**YOUR INSTRUCTIONS:** Copy out all lines that hold "motion".
— Start DATA ROWS —
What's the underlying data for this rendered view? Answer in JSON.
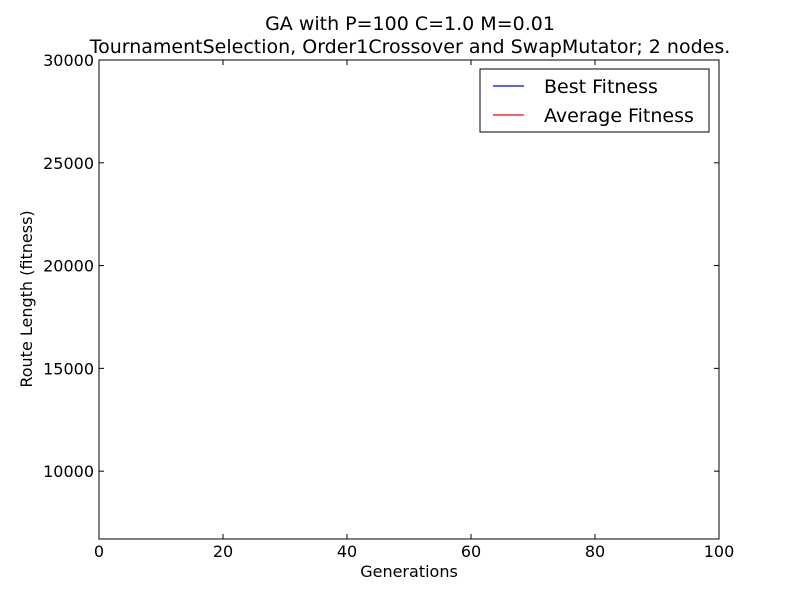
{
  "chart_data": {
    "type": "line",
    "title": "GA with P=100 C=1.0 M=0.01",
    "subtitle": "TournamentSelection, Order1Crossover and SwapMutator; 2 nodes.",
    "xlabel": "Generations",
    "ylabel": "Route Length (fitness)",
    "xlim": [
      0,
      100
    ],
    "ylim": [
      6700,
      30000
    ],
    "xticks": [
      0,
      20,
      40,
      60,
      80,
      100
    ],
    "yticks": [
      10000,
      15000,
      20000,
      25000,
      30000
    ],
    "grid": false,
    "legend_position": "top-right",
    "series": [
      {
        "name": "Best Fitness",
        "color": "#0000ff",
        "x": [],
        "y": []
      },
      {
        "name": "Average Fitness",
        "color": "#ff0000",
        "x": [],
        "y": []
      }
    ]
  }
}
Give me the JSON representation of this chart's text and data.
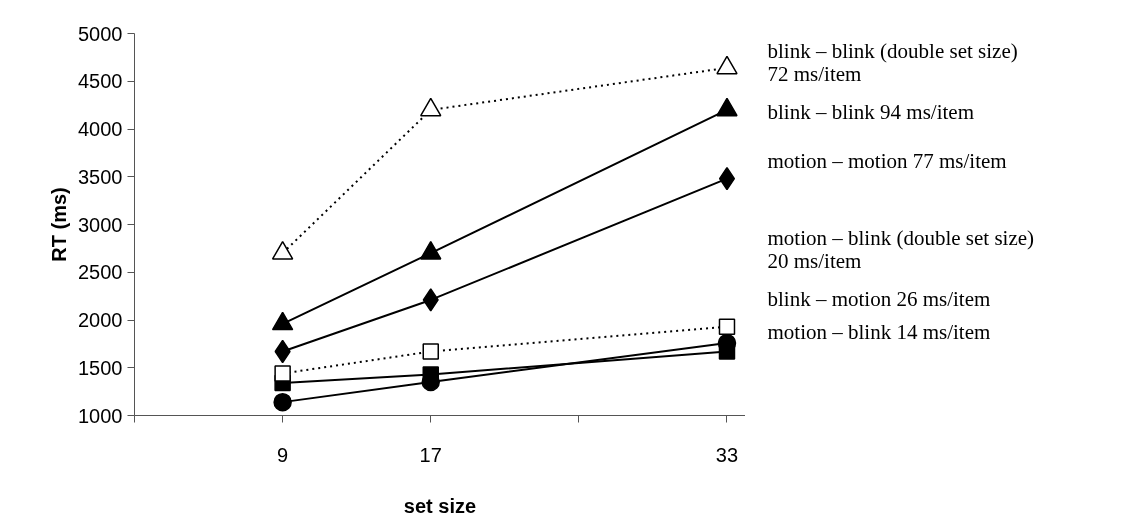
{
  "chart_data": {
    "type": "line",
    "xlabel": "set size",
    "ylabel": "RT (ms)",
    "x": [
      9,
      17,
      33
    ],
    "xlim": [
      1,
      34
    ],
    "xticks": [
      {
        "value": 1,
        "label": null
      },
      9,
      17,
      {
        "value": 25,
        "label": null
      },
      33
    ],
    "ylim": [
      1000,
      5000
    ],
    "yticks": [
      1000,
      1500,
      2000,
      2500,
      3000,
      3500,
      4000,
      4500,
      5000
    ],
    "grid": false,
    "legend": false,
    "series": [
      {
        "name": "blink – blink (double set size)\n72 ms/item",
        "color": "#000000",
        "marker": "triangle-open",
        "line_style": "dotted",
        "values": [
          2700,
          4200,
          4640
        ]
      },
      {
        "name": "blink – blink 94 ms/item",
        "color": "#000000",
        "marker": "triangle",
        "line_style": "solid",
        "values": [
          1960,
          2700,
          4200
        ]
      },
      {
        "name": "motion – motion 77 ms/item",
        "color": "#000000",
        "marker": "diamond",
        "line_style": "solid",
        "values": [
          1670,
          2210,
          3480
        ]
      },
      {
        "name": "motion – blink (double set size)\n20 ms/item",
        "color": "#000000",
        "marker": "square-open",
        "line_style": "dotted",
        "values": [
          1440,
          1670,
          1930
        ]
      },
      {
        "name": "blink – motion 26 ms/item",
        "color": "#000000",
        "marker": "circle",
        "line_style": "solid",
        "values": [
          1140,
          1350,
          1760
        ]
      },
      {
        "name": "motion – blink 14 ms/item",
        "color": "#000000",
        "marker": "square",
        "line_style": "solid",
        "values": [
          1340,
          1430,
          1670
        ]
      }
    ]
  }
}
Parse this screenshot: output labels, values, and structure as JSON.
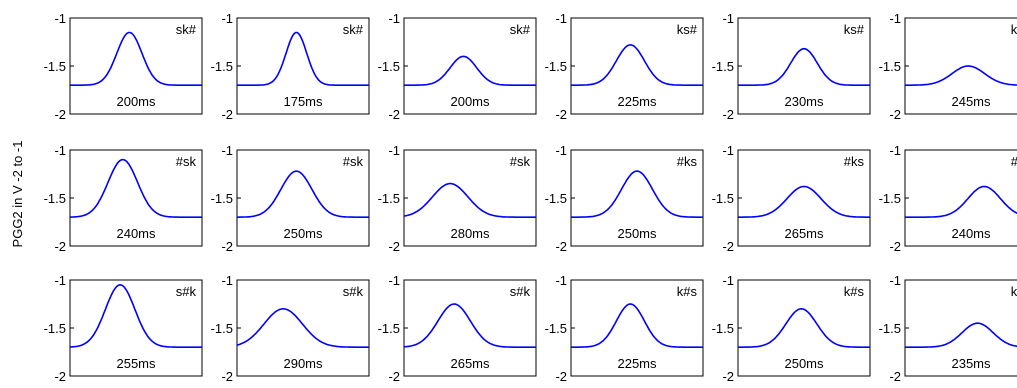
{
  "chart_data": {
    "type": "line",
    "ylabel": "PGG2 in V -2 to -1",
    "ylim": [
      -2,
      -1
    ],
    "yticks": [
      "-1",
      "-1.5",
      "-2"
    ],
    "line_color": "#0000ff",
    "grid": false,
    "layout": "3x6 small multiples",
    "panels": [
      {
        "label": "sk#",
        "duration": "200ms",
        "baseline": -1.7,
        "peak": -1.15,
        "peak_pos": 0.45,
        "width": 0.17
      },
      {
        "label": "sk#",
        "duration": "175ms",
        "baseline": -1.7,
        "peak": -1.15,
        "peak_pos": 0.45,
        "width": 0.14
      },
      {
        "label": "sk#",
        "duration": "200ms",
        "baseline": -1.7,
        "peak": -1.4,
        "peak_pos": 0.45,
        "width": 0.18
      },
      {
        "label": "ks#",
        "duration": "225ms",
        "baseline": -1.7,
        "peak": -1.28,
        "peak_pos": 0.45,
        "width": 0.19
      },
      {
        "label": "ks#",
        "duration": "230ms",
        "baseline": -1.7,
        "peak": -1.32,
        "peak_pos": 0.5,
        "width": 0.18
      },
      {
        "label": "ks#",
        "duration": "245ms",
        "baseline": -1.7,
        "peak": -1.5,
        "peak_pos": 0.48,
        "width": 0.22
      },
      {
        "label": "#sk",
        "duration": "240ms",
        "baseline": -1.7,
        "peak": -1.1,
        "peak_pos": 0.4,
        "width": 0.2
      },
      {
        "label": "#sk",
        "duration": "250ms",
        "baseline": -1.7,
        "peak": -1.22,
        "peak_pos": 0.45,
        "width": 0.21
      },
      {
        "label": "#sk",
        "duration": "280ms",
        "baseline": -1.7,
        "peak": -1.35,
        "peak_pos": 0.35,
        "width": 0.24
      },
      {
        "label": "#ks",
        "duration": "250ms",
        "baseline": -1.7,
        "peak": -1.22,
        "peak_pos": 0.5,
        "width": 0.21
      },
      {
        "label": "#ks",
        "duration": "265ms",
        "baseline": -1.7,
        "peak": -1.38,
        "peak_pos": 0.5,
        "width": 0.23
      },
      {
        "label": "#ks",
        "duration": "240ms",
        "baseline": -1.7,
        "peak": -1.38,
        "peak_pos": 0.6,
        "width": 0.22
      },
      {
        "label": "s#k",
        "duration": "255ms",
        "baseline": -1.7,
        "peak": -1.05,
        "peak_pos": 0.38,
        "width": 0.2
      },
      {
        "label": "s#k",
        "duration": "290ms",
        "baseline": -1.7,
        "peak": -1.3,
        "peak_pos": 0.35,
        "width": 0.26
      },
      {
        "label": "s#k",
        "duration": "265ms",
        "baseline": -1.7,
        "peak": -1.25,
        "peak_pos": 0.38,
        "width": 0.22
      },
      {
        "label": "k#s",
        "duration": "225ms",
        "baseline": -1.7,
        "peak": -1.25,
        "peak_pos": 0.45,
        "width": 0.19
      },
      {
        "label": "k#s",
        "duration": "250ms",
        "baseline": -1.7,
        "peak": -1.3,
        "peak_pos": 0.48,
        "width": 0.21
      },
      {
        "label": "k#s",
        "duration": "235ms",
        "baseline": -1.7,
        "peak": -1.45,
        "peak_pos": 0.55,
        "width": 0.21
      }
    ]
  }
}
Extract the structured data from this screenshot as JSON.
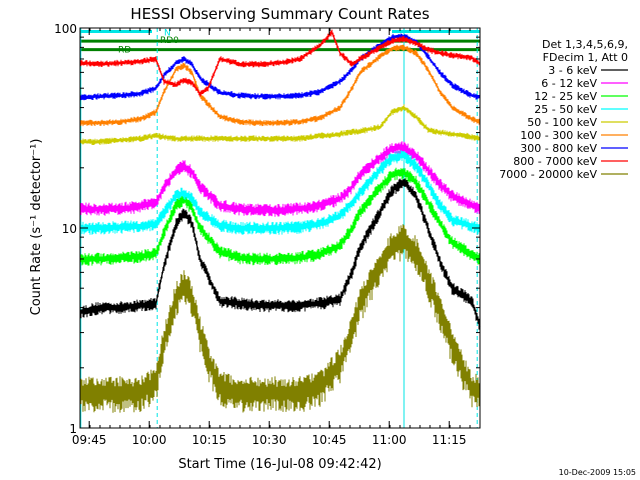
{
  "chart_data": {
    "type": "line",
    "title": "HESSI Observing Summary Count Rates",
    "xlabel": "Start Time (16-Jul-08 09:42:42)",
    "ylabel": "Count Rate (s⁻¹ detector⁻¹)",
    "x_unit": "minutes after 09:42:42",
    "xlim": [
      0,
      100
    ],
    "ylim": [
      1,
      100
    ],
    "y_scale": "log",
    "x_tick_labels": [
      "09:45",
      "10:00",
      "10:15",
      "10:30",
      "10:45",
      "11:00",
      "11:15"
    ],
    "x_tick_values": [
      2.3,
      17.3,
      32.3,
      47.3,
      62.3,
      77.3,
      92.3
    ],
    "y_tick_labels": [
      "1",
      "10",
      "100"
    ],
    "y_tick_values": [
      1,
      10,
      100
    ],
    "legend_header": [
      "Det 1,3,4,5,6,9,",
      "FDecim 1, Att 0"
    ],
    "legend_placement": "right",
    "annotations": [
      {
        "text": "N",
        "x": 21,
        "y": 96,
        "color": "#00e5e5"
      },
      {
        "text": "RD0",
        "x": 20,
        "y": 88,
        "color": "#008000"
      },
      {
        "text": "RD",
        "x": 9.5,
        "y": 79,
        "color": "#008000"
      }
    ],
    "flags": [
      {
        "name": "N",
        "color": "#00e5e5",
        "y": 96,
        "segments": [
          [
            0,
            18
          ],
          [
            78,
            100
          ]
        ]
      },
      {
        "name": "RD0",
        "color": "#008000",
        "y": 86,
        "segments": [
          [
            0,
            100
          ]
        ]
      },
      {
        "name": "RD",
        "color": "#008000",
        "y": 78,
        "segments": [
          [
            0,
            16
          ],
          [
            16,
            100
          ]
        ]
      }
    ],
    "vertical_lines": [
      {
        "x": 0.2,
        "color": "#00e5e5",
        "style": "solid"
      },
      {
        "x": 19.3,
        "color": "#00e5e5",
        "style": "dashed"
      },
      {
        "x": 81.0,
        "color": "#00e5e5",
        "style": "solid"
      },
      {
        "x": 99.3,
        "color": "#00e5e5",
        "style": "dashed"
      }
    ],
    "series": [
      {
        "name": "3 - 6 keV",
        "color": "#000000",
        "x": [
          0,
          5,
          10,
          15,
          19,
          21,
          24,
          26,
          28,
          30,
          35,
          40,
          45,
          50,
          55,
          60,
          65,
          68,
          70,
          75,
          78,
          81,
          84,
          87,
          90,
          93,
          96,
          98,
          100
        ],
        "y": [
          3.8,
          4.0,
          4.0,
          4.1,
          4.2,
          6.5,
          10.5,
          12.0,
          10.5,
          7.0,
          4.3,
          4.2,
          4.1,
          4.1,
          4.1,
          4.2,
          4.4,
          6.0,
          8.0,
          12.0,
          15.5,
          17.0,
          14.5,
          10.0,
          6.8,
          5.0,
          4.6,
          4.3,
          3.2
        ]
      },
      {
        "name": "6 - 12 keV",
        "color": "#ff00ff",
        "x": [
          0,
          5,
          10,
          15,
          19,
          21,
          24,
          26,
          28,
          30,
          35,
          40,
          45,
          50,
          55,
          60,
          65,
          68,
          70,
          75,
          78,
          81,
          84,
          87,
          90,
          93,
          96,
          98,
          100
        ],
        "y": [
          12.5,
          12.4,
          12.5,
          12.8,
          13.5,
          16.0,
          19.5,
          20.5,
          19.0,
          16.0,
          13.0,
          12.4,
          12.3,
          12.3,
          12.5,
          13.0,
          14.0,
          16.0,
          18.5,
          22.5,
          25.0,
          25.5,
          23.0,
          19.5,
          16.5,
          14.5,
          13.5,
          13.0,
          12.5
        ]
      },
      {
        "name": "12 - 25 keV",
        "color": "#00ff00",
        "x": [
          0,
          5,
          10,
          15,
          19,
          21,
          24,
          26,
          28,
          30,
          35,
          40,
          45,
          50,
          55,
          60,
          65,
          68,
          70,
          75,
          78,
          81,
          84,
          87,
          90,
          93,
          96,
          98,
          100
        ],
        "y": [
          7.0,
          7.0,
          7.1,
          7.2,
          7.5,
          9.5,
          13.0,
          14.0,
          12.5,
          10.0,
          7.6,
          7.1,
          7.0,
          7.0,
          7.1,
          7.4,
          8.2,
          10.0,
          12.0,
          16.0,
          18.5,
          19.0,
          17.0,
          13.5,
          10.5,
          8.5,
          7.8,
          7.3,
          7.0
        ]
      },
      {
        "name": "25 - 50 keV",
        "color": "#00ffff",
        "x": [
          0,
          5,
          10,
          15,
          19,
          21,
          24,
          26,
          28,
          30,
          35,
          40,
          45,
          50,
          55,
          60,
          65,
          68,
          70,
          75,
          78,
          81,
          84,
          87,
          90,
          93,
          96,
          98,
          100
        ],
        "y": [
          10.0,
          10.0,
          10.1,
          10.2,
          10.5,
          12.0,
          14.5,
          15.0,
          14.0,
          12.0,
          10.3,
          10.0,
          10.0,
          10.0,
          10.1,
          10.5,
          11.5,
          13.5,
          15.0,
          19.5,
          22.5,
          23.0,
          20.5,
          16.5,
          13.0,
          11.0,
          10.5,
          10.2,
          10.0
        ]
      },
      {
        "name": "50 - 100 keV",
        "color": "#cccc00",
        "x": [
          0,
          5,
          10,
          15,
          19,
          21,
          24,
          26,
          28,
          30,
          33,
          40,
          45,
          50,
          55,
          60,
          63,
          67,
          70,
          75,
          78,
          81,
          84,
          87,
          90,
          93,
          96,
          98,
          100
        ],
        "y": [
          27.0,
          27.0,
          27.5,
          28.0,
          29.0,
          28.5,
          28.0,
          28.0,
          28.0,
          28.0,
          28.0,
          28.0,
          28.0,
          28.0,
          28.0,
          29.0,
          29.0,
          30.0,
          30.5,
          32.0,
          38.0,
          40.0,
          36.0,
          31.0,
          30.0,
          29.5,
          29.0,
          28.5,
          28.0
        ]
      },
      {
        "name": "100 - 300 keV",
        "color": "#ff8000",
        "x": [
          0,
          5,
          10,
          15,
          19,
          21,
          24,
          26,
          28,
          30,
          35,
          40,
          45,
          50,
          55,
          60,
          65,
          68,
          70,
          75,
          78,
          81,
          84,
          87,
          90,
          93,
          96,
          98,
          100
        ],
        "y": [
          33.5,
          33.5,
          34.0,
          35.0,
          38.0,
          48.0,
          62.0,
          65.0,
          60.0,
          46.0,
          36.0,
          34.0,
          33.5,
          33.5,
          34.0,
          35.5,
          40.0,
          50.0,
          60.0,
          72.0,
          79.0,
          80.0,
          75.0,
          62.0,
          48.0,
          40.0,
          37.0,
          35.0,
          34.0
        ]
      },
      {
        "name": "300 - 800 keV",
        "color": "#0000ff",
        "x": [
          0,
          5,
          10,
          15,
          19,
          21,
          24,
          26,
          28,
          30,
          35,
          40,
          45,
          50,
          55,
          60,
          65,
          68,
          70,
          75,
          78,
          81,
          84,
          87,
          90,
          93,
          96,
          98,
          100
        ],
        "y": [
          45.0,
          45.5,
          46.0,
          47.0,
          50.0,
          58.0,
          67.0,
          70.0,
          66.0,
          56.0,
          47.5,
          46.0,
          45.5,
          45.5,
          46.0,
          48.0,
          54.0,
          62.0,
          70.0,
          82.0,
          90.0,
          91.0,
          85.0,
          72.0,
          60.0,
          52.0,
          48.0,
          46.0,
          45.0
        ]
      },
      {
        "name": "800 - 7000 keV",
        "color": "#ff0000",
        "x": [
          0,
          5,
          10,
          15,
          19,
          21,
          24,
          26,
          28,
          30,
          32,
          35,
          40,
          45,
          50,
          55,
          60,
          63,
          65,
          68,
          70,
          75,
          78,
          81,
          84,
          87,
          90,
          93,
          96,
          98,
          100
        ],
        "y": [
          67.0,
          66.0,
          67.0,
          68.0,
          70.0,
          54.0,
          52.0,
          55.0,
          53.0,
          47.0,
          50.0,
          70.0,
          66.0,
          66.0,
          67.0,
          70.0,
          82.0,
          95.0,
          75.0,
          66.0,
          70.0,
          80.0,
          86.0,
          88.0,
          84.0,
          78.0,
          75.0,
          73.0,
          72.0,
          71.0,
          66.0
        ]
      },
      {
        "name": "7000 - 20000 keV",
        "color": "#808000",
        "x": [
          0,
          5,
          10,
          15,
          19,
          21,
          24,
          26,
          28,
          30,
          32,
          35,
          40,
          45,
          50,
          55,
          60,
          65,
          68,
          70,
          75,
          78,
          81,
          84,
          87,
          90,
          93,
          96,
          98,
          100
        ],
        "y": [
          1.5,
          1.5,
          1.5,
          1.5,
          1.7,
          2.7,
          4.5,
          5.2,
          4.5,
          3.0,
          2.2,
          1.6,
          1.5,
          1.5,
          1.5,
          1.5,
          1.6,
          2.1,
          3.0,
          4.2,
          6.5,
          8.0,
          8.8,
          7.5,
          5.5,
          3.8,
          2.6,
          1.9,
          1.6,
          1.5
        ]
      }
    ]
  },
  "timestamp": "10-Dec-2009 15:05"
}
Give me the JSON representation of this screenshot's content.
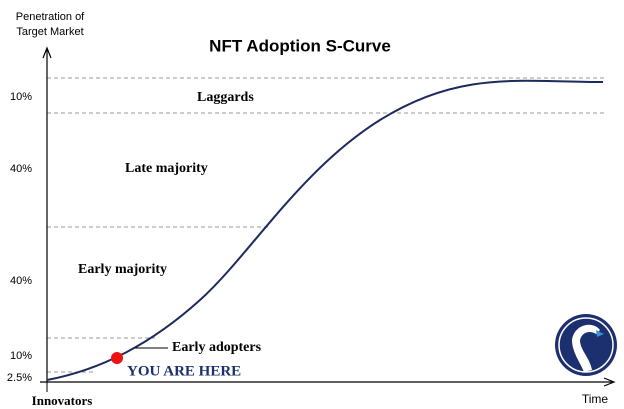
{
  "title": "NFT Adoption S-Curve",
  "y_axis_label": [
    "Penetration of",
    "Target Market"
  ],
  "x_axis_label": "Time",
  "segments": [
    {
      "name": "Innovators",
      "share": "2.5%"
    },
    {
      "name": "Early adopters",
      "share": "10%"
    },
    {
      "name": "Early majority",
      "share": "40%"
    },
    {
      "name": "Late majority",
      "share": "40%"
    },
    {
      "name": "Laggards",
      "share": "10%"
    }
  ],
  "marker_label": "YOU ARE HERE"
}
— End DATA ROWS —
**WORKED ANSWER:**
        "name": "motion – motion 77 ms/item",
        "name": "motion – blink (double set size)\n20 ms/item",
        "name": "blink – motion 26 ms/item",
        "name": "motion – blink 14 ms/item",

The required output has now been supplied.